Retype the material that follows, keeping every word as it is.

■ **Data records**
- - -
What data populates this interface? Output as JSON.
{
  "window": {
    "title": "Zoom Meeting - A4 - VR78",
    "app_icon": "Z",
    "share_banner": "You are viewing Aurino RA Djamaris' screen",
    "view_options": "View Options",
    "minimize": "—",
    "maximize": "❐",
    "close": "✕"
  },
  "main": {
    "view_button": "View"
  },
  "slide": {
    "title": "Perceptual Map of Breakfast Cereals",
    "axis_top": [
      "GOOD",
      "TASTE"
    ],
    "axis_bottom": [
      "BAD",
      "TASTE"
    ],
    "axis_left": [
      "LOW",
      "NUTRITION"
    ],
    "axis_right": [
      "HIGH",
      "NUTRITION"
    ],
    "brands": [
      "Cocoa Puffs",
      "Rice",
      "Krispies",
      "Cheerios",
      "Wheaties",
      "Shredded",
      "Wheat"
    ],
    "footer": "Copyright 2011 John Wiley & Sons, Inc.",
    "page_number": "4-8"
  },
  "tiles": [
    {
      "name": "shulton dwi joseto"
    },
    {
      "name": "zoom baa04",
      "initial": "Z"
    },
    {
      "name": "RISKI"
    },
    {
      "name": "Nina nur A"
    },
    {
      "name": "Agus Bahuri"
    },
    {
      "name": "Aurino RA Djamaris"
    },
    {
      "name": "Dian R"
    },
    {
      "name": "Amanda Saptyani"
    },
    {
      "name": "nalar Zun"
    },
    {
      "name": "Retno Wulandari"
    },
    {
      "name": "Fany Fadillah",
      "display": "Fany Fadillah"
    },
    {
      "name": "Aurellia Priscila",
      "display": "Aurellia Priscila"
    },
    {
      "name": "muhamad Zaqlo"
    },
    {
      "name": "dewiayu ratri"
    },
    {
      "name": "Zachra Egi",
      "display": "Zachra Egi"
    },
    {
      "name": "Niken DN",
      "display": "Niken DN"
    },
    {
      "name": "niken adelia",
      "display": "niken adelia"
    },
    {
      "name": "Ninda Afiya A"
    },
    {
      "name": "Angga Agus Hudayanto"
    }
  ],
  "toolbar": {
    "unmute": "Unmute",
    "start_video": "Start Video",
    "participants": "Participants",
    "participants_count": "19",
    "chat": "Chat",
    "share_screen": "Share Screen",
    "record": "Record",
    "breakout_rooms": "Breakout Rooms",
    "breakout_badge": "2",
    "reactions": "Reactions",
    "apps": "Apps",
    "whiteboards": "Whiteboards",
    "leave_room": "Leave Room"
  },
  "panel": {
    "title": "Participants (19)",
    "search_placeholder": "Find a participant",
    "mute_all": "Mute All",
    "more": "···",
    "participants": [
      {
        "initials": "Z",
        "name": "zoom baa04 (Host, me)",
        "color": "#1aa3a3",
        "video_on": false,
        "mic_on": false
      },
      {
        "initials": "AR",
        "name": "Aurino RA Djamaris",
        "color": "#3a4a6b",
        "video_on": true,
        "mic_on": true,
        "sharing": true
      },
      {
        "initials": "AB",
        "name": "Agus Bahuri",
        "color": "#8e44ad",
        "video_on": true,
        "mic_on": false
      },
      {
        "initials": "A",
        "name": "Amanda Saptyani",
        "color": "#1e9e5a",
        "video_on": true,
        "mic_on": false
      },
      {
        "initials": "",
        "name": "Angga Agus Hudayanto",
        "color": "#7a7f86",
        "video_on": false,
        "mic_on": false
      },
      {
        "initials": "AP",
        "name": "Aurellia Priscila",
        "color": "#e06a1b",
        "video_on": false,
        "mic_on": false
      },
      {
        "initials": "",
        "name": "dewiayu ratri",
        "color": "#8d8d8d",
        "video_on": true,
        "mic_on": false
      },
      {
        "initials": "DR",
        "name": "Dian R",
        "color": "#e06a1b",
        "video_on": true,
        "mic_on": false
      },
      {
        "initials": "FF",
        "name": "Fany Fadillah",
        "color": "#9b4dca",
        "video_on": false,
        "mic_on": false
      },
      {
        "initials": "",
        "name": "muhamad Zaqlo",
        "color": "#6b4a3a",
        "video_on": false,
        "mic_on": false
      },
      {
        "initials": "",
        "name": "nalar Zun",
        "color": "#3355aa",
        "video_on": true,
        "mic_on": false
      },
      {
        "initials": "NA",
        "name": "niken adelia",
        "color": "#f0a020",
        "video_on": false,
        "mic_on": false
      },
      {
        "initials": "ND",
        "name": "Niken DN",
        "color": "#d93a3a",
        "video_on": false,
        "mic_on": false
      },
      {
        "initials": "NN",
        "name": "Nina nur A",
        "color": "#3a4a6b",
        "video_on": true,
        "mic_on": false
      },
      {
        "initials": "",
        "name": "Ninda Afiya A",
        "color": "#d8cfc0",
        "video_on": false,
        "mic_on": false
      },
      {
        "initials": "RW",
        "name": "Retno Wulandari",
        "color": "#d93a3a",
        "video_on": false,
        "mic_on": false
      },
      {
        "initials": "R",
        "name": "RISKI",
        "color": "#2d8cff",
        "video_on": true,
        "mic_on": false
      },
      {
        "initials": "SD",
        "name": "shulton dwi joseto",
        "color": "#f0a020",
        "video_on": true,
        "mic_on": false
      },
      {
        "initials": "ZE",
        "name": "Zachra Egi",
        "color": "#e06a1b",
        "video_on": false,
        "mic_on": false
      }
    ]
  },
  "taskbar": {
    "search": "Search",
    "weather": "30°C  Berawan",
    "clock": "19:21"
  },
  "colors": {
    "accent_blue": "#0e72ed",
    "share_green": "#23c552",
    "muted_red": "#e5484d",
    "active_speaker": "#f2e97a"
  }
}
- - -
■ **Solution to this task**
What data populates this interface? Output as JSON.
{
  "window": {
    "title": "Zoom Meeting - A4 - VR78",
    "app_icon": "Z",
    "share_banner": "You are viewing Aurino RA Djamaris' screen",
    "view_options": "View Options",
    "minimize": "—",
    "maximize": "❐",
    "close": "✕"
  },
  "main": {
    "view_button": "View"
  },
  "slide": {
    "title": "Perceptual Map of Breakfast Cereals",
    "axis_top": [
      "GOOD",
      "TASTE"
    ],
    "axis_bottom": [
      "BAD",
      "TASTE"
    ],
    "axis_left": [
      "LOW",
      "NUTRITION"
    ],
    "axis_right": [
      "HIGH",
      "NUTRITION"
    ],
    "brands": [
      "Cocoa Puffs",
      "Rice",
      "Krispies",
      "Cheerios",
      "Wheaties",
      "Shredded",
      "Wheat"
    ],
    "footer": "Copyright 2011 John Wiley & Sons, Inc.",
    "page_number": "4-8"
  },
  "tiles": [
    {
      "name": "shulton dwi joseto"
    },
    {
      "name": "zoom baa04",
      "initial": "Z"
    },
    {
      "name": "RISKI"
    },
    {
      "name": "Nina nur A"
    },
    {
      "name": "Agus Bahuri"
    },
    {
      "name": "Aurino RA Djamaris"
    },
    {
      "name": "Dian R"
    },
    {
      "name": "Amanda Saptyani"
    },
    {
      "name": "nalar Zun"
    },
    {
      "name": "Retno Wulandari"
    },
    {
      "name": "Fany Fadillah",
      "display": "Fany Fadillah"
    },
    {
      "name": "Aurellia Priscila",
      "display": "Aurellia Priscila"
    },
    {
      "name": "muhamad Zaqlo"
    },
    {
      "name": "dewiayu ratri"
    },
    {
      "name": "Zachra Egi",
      "display": "Zachra Egi"
    },
    {
      "name": "Niken DN",
      "display": "Niken DN"
    },
    {
      "name": "niken adelia",
      "display": "niken adelia"
    },
    {
      "name": "Ninda Afiya A"
    },
    {
      "name": "Angga Agus Hudayanto"
    }
  ],
  "toolbar": {
    "unmute": "Unmute",
    "start_video": "Start Video",
    "participants": "Participants",
    "participants_count": "19",
    "chat": "Chat",
    "share_screen": "Share Screen",
    "record": "Record",
    "breakout_rooms": "Breakout Rooms",
    "breakout_badge": "2",
    "reactions": "Reactions",
    "apps": "Apps",
    "whiteboards": "Whiteboards",
    "leave_room": "Leave Room"
  },
  "panel": {
    "title": "Participants (19)",
    "search_placeholder": "Find a participant",
    "mute_all": "Mute All",
    "more": "···",
    "participants": [
      {
        "initials": "Z",
        "name": "zoom baa04 (Host, me)",
        "color": "#1aa3a3",
        "video_on": false,
        "mic_on": false
      },
      {
        "initials": "AR",
        "name": "Aurino RA Djamaris",
        "color": "#3a4a6b",
        "video_on": true,
        "mic_on": true,
        "sharing": true
      },
      {
        "initials": "AB",
        "name": "Agus Bahuri",
        "color": "#8e44ad",
        "video_on": true,
        "mic_on": false
      },
      {
        "initials": "A",
        "name": "Amanda Saptyani",
        "color": "#1e9e5a",
        "video_on": true,
        "mic_on": false
      },
      {
        "initials": "",
        "name": "Angga Agus Hudayanto",
        "color": "#7a7f86",
        "video_on": false,
        "mic_on": false
      },
      {
        "initials": "AP",
        "name": "Aurellia Priscila",
        "color": "#e06a1b",
        "video_on": false,
        "mic_on": false
      },
      {
        "initials": "",
        "name": "dewiayu ratri",
        "color": "#8d8d8d",
        "video_on": true,
        "mic_on": false
      },
      {
        "initials": "DR",
        "name": "Dian R",
        "color": "#e06a1b",
        "video_on": true,
        "mic_on": false
      },
      {
        "initials": "FF",
        "name": "Fany Fadillah",
        "color": "#9b4dca",
        "video_on": false,
        "mic_on": false
      },
      {
        "initials": "",
        "name": "muhamad Zaqlo",
        "color": "#6b4a3a",
        "video_on": false,
        "mic_on": false
      },
      {
        "initials": "",
        "name": "nalar Zun",
        "color": "#3355aa",
        "video_on": true,
        "mic_on": false
      },
      {
        "initials": "NA",
        "name": "niken adelia",
        "color": "#f0a020",
        "video_on": false,
        "mic_on": false
      },
      {
        "initials": "ND",
        "name": "Niken DN",
        "color": "#d93a3a",
        "video_on": false,
        "mic_on": false
      },
      {
        "initials": "NN",
        "name": "Nina nur A",
        "color": "#3a4a6b",
        "video_on": true,
        "mic_on": false
      },
      {
        "initials": "",
        "name": "Ninda Afiya A",
        "color": "#d8cfc0",
        "video_on": false,
        "mic_on": false
      },
      {
        "initials": "RW",
        "name": "Retno Wulandari",
        "color": "#d93a3a",
        "video_on": false,
        "mic_on": false
      },
      {
        "initials": "R",
        "name": "RISKI",
        "color": "#2d8cff",
        "video_on": true,
        "mic_on": false
      },
      {
        "initials": "SD",
        "name": "shulton dwi joseto",
        "color": "#f0a020",
        "video_on": true,
        "mic_on": false
      },
      {
        "initials": "ZE",
        "name": "Zachra Egi",
        "color": "#e06a1b",
        "video_on": false,
        "mic_on": false
      }
    ]
  },
  "taskbar": {
    "search": "Search",
    "weather": "30°C  Berawan",
    "clock": "19:21"
  },
  "colors": {
    "accent_blue": "#0e72ed",
    "share_green": "#23c552",
    "muted_red": "#e5484d",
    "active_speaker": "#f2e97a"
  }
}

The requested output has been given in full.